[Dataset records]

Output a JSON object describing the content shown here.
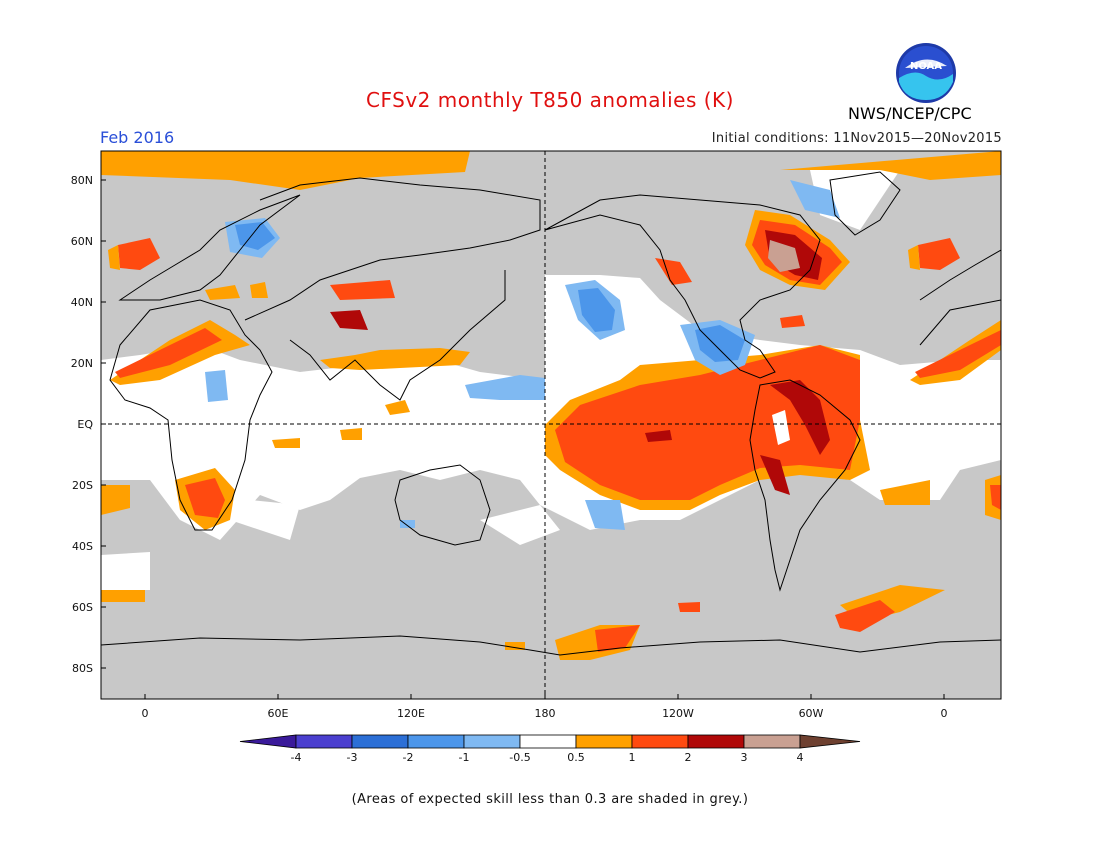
{
  "header": {
    "title": "CFSv2 monthly T850 anomalies (K)",
    "valid_month": "Feb 2016",
    "initial_conditions": "Initial conditions: 11Nov2015—20Nov2015",
    "organization": "NWS/NCEP/CPC",
    "logo_text": "NOAA"
  },
  "map": {
    "lat_ticks": [
      "80N",
      "60N",
      "40N",
      "20N",
      "EQ",
      "20S",
      "40S",
      "60S",
      "80S"
    ],
    "lon_ticks": [
      "0",
      "60E",
      "120E",
      "180",
      "120W",
      "60W",
      "0"
    ],
    "colors": {
      "ocean": "#c8c8c8",
      "low_skill": "#c8c8c8",
      "neutral": "#ffffff",
      "coast": "#000000"
    }
  },
  "colorbar": {
    "labels": [
      "-4",
      "-3",
      "-2",
      "-1",
      "-0.5",
      "0.5",
      "1",
      "2",
      "3",
      "4"
    ],
    "colors": [
      "#3a1a9a",
      "#4b3fcf",
      "#2c6fd6",
      "#4c96ea",
      "#7fb9f2",
      "#ffffff",
      "#ffa000",
      "#ff4a10",
      "#b00808",
      "#c9a092",
      "#6e4030"
    ]
  },
  "footer": {
    "note": "(Areas of expected skill less than 0.3 are shaded in grey.)"
  }
}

■ **YOUR TASK**:
A faithful copy of the records above is needed, with the pictures left out.

■ **SOLUTION FOR THIS EXERCISE**:
Output a JSON object describing the content shown here.
{
  "header": {
    "title": "CFSv2 monthly T850 anomalies (K)",
    "valid_month": "Feb 2016",
    "initial_conditions": "Initial conditions: 11Nov2015—20Nov2015",
    "organization": "NWS/NCEP/CPC",
    "logo_text": "NOAA"
  },
  "map": {
    "lat_ticks": [
      "80N",
      "60N",
      "40N",
      "20N",
      "EQ",
      "20S",
      "40S",
      "60S",
      "80S"
    ],
    "lon_ticks": [
      "0",
      "60E",
      "120E",
      "180",
      "120W",
      "60W",
      "0"
    ],
    "colors": {
      "ocean": "#c8c8c8",
      "low_skill": "#c8c8c8",
      "neutral": "#ffffff",
      "coast": "#000000"
    }
  },
  "colorbar": {
    "labels": [
      "-4",
      "-3",
      "-2",
      "-1",
      "-0.5",
      "0.5",
      "1",
      "2",
      "3",
      "4"
    ],
    "colors": [
      "#3a1a9a",
      "#4b3fcf",
      "#2c6fd6",
      "#4c96ea",
      "#7fb9f2",
      "#ffffff",
      "#ffa000",
      "#ff4a10",
      "#b00808",
      "#c9a092",
      "#6e4030"
    ]
  },
  "footer": {
    "note": "(Areas of expected skill less than 0.3 are shaded in grey.)"
  }
}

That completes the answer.